Work to be completed
Rewrite each line of the items below as a row of a Markdown table with the columns "No." and "Text", numbering the rows in order and skipping blank lines. Leave the pictures out of the answer.

Supplied data
---*---
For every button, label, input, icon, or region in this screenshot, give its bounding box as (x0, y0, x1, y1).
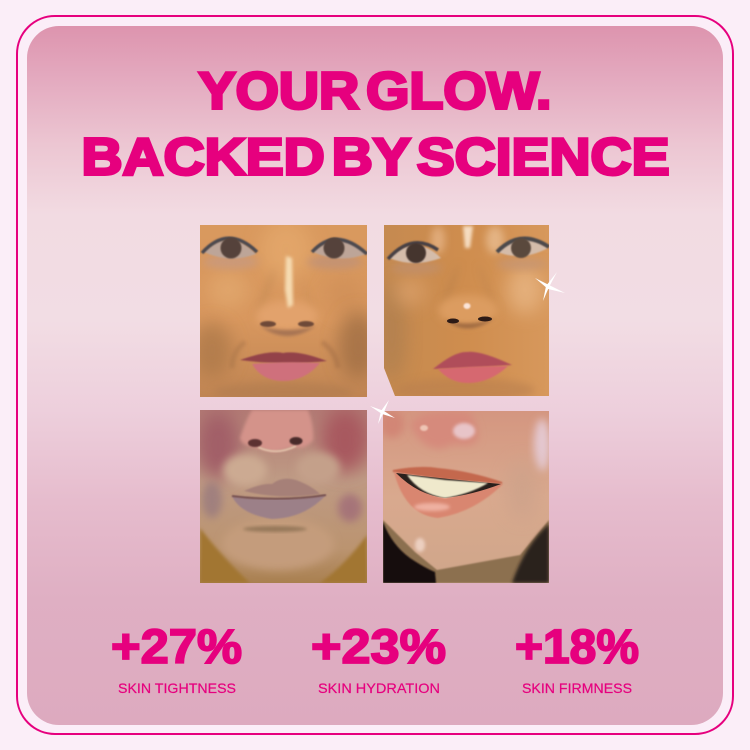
stat: skin hydration: SKIN HYDRATION (318, 680, 440, 696)
icon: sparkle right (535, 272, 565, 301)
title: YOUR GLOW. (198, 62, 552, 120)
photo: before, upper face (200, 225, 367, 397)
title: BACKED BY SCIENCE (82, 128, 670, 186)
stat: skin hydration (311, 621, 446, 696)
stat: skin tightness: SKIN TIGHTNESS (118, 680, 236, 696)
title (82, 62, 670, 186)
photo: after, smiling lower face (380, 410, 550, 583)
stat: skin tightness (111, 621, 242, 696)
photo: after, upper face (378, 225, 549, 402)
stat: skin tightness: +27% (111, 621, 242, 674)
stat: skin hydration: +23% (311, 621, 446, 674)
stat: skin firmness: +18% (515, 621, 639, 674)
icon: sparkle centre (370, 400, 395, 424)
stat: skin firmness: SKIN FIRMNESS (522, 680, 632, 696)
photo: before, lower face (196, 408, 369, 583)
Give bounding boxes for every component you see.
---*---
Written response
| No. | Text |
|---|---|
| 1 | For every button, label, input, icon, or region in this screenshot, give its bounding box as (x0, y0, x1, y1). |
| 2 | stat: skin hydration: SKIN HYDRATION (318, 680, 440, 696) |
| 3 | icon: sparkle right (535, 272, 565, 301) |
| 4 | title: YOUR GLOW. (198, 62, 552, 120) |
| 5 | photo: before, upper face (200, 225, 367, 397) |
| 6 | title: BACKED BY SCIENCE (82, 128, 670, 186) |
| 7 | stat: skin hydration (311, 621, 446, 696) |
| 8 | stat: skin tightness: SKIN TIGHTNESS (118, 680, 236, 696) |
| 9 | title (82, 62, 670, 186) |
| 10 | photo: after, smiling lower face (380, 410, 550, 583) |
| 11 | stat: skin tightness (111, 621, 242, 696) |
| 12 | photo: after, upper face (378, 225, 549, 402) |
| 13 | stat: skin tightness: +27% (111, 621, 242, 674) |
| 14 | stat: skin hydration: +23% (311, 621, 446, 674) |
| 15 | stat: skin firmness: +18% (515, 621, 639, 674) |
| 16 | icon: sparkle centre (370, 400, 395, 424) |
| 17 | stat: skin firmness: SKIN FIRMNESS (522, 680, 632, 696) |
| 18 | photo: before, lower face (196, 408, 369, 583) |
| 19 | Give bounding boxes for every component you see. |